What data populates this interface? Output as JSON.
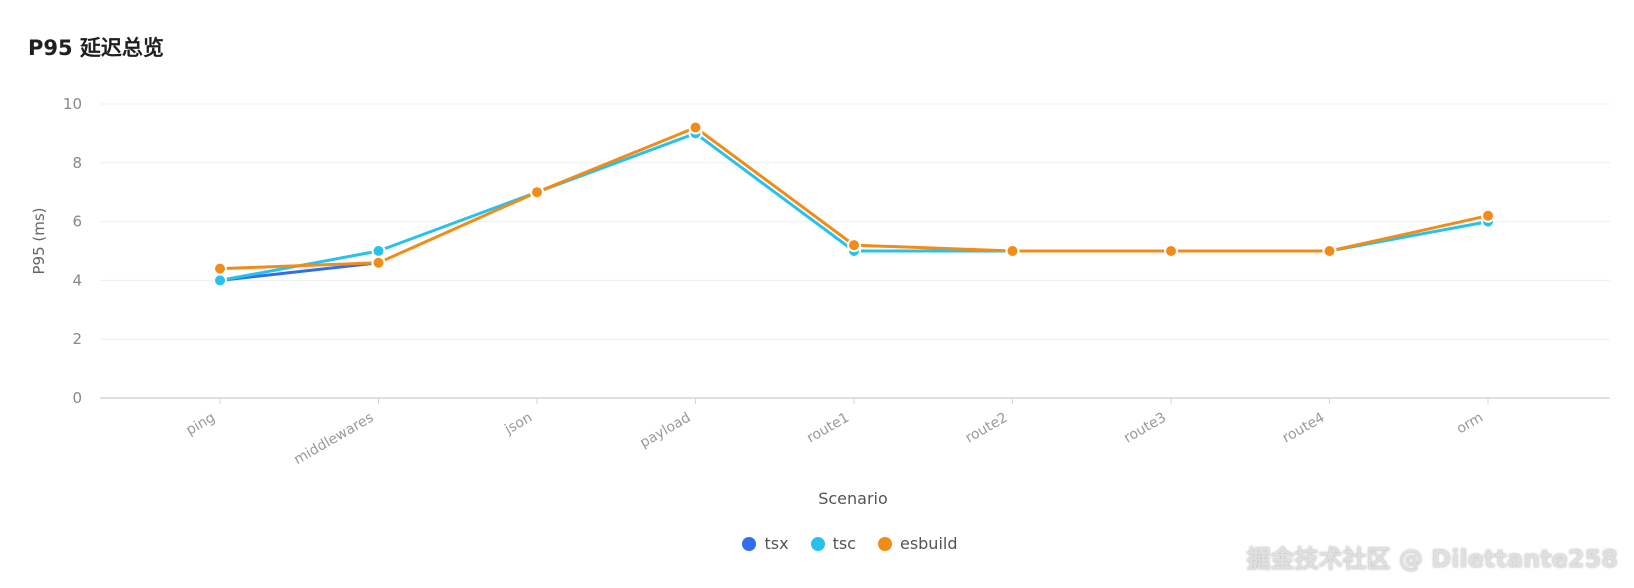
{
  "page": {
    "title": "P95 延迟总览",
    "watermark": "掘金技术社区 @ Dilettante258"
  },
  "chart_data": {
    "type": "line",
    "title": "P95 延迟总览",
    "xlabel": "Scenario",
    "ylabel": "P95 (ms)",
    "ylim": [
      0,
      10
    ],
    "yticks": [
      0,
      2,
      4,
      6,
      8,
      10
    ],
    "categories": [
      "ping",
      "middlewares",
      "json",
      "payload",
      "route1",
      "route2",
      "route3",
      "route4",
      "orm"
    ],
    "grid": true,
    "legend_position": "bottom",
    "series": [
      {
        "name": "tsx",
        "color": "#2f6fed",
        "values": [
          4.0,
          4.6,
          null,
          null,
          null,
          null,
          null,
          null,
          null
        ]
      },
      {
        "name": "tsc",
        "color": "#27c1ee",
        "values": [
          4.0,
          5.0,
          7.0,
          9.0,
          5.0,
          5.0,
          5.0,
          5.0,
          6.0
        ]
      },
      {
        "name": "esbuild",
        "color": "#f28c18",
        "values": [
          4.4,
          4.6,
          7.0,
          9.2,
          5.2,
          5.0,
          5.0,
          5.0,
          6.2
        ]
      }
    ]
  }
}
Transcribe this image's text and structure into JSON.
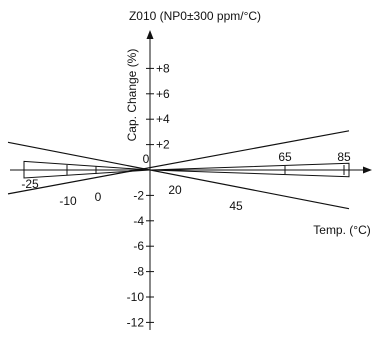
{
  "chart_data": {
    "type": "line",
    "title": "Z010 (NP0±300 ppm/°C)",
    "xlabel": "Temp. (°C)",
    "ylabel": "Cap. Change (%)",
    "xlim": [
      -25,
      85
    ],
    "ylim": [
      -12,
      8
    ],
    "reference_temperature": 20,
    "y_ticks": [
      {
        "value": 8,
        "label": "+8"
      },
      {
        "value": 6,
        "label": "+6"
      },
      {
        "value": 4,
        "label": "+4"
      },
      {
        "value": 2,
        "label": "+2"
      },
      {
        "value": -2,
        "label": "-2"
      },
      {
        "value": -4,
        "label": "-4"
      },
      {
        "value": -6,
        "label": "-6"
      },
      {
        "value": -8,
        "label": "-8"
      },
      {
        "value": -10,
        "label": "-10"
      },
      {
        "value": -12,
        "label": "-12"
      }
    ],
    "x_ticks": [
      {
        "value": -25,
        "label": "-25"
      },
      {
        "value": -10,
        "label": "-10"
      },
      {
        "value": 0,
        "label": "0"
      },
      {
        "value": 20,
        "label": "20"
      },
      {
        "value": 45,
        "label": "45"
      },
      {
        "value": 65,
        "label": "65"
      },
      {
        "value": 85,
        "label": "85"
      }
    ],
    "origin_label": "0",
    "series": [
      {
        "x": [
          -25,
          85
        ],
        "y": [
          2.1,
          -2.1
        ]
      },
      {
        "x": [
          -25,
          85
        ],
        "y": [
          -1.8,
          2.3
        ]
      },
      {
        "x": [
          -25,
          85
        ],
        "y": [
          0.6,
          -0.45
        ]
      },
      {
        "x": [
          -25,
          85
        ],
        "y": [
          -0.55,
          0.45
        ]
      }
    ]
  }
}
◇ ◇ ◇ ◇ ◇ ◇ ◇
- [Stated goal]
Pictures are not part of the copy; reproduce everything else in the records exactly.

- [Exercise result]
What data populates this interface? Output as JSON.
{
  "page": {
    "title": "P95 延迟总览",
    "watermark": "掘金技术社区 @ Dilettante258"
  },
  "chart_data": {
    "type": "line",
    "title": "P95 延迟总览",
    "xlabel": "Scenario",
    "ylabel": "P95 (ms)",
    "ylim": [
      0,
      10
    ],
    "yticks": [
      0,
      2,
      4,
      6,
      8,
      10
    ],
    "categories": [
      "ping",
      "middlewares",
      "json",
      "payload",
      "route1",
      "route2",
      "route3",
      "route4",
      "orm"
    ],
    "grid": true,
    "legend_position": "bottom",
    "series": [
      {
        "name": "tsx",
        "color": "#2f6fed",
        "values": [
          4.0,
          4.6,
          null,
          null,
          null,
          null,
          null,
          null,
          null
        ]
      },
      {
        "name": "tsc",
        "color": "#27c1ee",
        "values": [
          4.0,
          5.0,
          7.0,
          9.0,
          5.0,
          5.0,
          5.0,
          5.0,
          6.0
        ]
      },
      {
        "name": "esbuild",
        "color": "#f28c18",
        "values": [
          4.4,
          4.6,
          7.0,
          9.2,
          5.2,
          5.0,
          5.0,
          5.0,
          6.2
        ]
      }
    ]
  }
}
Transcribe this image's text and structure into JSON.
{
  "chart_data": {
    "type": "line",
    "title": "Z010 (NP0±300 ppm/°C)",
    "xlabel": "Temp. (°C)",
    "ylabel": "Cap. Change (%)",
    "xlim": [
      -25,
      85
    ],
    "ylim": [
      -12,
      8
    ],
    "reference_temperature": 20,
    "y_ticks": [
      {
        "value": 8,
        "label": "+8"
      },
      {
        "value": 6,
        "label": "+6"
      },
      {
        "value": 4,
        "label": "+4"
      },
      {
        "value": 2,
        "label": "+2"
      },
      {
        "value": -2,
        "label": "-2"
      },
      {
        "value": -4,
        "label": "-4"
      },
      {
        "value": -6,
        "label": "-6"
      },
      {
        "value": -8,
        "label": "-8"
      },
      {
        "value": -10,
        "label": "-10"
      },
      {
        "value": -12,
        "label": "-12"
      }
    ],
    "x_ticks": [
      {
        "value": -25,
        "label": "-25"
      },
      {
        "value": -10,
        "label": "-10"
      },
      {
        "value": 0,
        "label": "0"
      },
      {
        "value": 20,
        "label": "20"
      },
      {
        "value": 45,
        "label": "45"
      },
      {
        "value": 65,
        "label": "65"
      },
      {
        "value": 85,
        "label": "85"
      }
    ],
    "origin_label": "0",
    "series": [
      {
        "x": [
          -25,
          85
        ],
        "y": [
          2.1,
          -2.1
        ]
      },
      {
        "x": [
          -25,
          85
        ],
        "y": [
          -1.8,
          2.3
        ]
      },
      {
        "x": [
          -25,
          85
        ],
        "y": [
          0.6,
          -0.45
        ]
      },
      {
        "x": [
          -25,
          85
        ],
        "y": [
          -0.55,
          0.45
        ]
      }
    ]
  }
}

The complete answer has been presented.